• Directive
Output the full listing word for word.

• Provided information
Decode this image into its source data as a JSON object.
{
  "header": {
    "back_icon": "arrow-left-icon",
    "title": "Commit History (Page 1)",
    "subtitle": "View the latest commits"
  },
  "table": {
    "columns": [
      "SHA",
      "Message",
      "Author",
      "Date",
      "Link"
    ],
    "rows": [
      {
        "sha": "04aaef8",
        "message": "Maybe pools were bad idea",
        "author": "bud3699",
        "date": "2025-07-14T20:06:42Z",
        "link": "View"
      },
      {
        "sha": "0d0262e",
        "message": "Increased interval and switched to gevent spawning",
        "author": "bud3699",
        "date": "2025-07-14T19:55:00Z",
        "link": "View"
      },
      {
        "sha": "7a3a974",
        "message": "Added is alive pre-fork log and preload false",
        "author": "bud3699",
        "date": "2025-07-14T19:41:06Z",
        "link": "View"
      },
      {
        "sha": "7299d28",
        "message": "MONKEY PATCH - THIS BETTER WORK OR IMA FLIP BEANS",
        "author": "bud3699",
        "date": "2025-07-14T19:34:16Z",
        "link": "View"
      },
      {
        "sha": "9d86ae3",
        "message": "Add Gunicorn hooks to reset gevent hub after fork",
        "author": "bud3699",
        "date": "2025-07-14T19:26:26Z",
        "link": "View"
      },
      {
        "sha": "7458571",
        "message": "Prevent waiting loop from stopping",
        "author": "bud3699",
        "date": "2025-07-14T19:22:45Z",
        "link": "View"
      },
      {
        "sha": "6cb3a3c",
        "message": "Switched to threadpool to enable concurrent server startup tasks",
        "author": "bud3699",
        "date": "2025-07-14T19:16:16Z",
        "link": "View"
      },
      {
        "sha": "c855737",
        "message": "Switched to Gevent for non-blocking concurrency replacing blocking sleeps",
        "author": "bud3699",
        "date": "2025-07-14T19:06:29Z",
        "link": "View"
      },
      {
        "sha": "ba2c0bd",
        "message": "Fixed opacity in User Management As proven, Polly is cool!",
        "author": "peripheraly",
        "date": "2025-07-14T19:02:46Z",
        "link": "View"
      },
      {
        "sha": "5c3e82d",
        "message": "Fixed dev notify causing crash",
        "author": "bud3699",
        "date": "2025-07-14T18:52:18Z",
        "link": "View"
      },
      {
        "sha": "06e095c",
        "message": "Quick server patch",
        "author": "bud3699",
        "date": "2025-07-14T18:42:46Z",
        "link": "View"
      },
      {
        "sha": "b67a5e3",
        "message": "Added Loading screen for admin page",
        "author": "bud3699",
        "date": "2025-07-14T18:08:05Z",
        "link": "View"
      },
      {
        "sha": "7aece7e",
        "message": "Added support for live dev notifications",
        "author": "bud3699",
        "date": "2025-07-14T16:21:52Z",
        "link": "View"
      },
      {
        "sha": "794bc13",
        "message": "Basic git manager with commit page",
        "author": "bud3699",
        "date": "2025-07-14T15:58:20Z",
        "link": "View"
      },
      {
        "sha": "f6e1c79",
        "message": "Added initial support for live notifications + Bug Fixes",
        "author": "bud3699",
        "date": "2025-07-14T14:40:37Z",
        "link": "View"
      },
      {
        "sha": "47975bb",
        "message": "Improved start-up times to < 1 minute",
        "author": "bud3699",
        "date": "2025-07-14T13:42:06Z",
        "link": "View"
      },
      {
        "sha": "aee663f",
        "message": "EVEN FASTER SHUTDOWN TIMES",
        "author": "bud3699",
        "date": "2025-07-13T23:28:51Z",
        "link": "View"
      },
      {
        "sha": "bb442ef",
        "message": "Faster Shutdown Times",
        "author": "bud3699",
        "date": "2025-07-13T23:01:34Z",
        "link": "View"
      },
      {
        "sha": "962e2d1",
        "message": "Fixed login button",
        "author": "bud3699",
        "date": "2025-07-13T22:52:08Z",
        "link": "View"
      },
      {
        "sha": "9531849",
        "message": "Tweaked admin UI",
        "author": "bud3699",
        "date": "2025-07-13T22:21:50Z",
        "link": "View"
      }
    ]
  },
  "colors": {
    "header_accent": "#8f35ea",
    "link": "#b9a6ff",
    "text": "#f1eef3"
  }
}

• Finished answer
Decode this image into its source data as a JSON object.
{
  "header": {
    "back_icon": "arrow-left-icon",
    "title": "Commit History (Page 1)",
    "subtitle": "View the latest commits"
  },
  "table": {
    "columns": [
      "SHA",
      "Message",
      "Author",
      "Date",
      "Link"
    ],
    "rows": [
      {
        "sha": "04aaef8",
        "message": "Maybe pools were bad idea",
        "author": "bud3699",
        "date": "2025-07-14T20:06:42Z",
        "link": "View"
      },
      {
        "sha": "0d0262e",
        "message": "Increased interval and switched to gevent spawning",
        "author": "bud3699",
        "date": "2025-07-14T19:55:00Z",
        "link": "View"
      },
      {
        "sha": "7a3a974",
        "message": "Added is alive pre-fork log and preload false",
        "author": "bud3699",
        "date": "2025-07-14T19:41:06Z",
        "link": "View"
      },
      {
        "sha": "7299d28",
        "message": "MONKEY PATCH - THIS BETTER WORK OR IMA FLIP BEANS",
        "author": "bud3699",
        "date": "2025-07-14T19:34:16Z",
        "link": "View"
      },
      {
        "sha": "9d86ae3",
        "message": "Add Gunicorn hooks to reset gevent hub after fork",
        "author": "bud3699",
        "date": "2025-07-14T19:26:26Z",
        "link": "View"
      },
      {
        "sha": "7458571",
        "message": "Prevent waiting loop from stopping",
        "author": "bud3699",
        "date": "2025-07-14T19:22:45Z",
        "link": "View"
      },
      {
        "sha": "6cb3a3c",
        "message": "Switched to threadpool to enable concurrent server startup tasks",
        "author": "bud3699",
        "date": "2025-07-14T19:16:16Z",
        "link": "View"
      },
      {
        "sha": "c855737",
        "message": "Switched to Gevent for non-blocking concurrency replacing blocking sleeps",
        "author": "bud3699",
        "date": "2025-07-14T19:06:29Z",
        "link": "View"
      },
      {
        "sha": "ba2c0bd",
        "message": "Fixed opacity in User Management As proven, Polly is cool!",
        "author": "peripheraly",
        "date": "2025-07-14T19:02:46Z",
        "link": "View"
      },
      {
        "sha": "5c3e82d",
        "message": "Fixed dev notify causing crash",
        "author": "bud3699",
        "date": "2025-07-14T18:52:18Z",
        "link": "View"
      },
      {
        "sha": "06e095c",
        "message": "Quick server patch",
        "author": "bud3699",
        "date": "2025-07-14T18:42:46Z",
        "link": "View"
      },
      {
        "sha": "b67a5e3",
        "message": "Added Loading screen for admin page",
        "author": "bud3699",
        "date": "2025-07-14T18:08:05Z",
        "link": "View"
      },
      {
        "sha": "7aece7e",
        "message": "Added support for live dev notifications",
        "author": "bud3699",
        "date": "2025-07-14T16:21:52Z",
        "link": "View"
      },
      {
        "sha": "794bc13",
        "message": "Basic git manager with commit page",
        "author": "bud3699",
        "date": "2025-07-14T15:58:20Z",
        "link": "View"
      },
      {
        "sha": "f6e1c79",
        "message": "Added initial support for live notifications + Bug Fixes",
        "author": "bud3699",
        "date": "2025-07-14T14:40:37Z",
        "link": "View"
      },
      {
        "sha": "47975bb",
        "message": "Improved start-up times to < 1 minute",
        "author": "bud3699",
        "date": "2025-07-14T13:42:06Z",
        "link": "View"
      },
      {
        "sha": "aee663f",
        "message": "EVEN FASTER SHUTDOWN TIMES",
        "author": "bud3699",
        "date": "2025-07-13T23:28:51Z",
        "link": "View"
      },
      {
        "sha": "bb442ef",
        "message": "Faster Shutdown Times",
        "author": "bud3699",
        "date": "2025-07-13T23:01:34Z",
        "link": "View"
      },
      {
        "sha": "962e2d1",
        "message": "Fixed login button",
        "author": "bud3699",
        "date": "2025-07-13T22:52:08Z",
        "link": "View"
      },
      {
        "sha": "9531849",
        "message": "Tweaked admin UI",
        "author": "bud3699",
        "date": "2025-07-13T22:21:50Z",
        "link": "View"
      }
    ]
  },
  "colors": {
    "header_accent": "#8f35ea",
    "link": "#b9a6ff",
    "text": "#f1eef3"
  }
}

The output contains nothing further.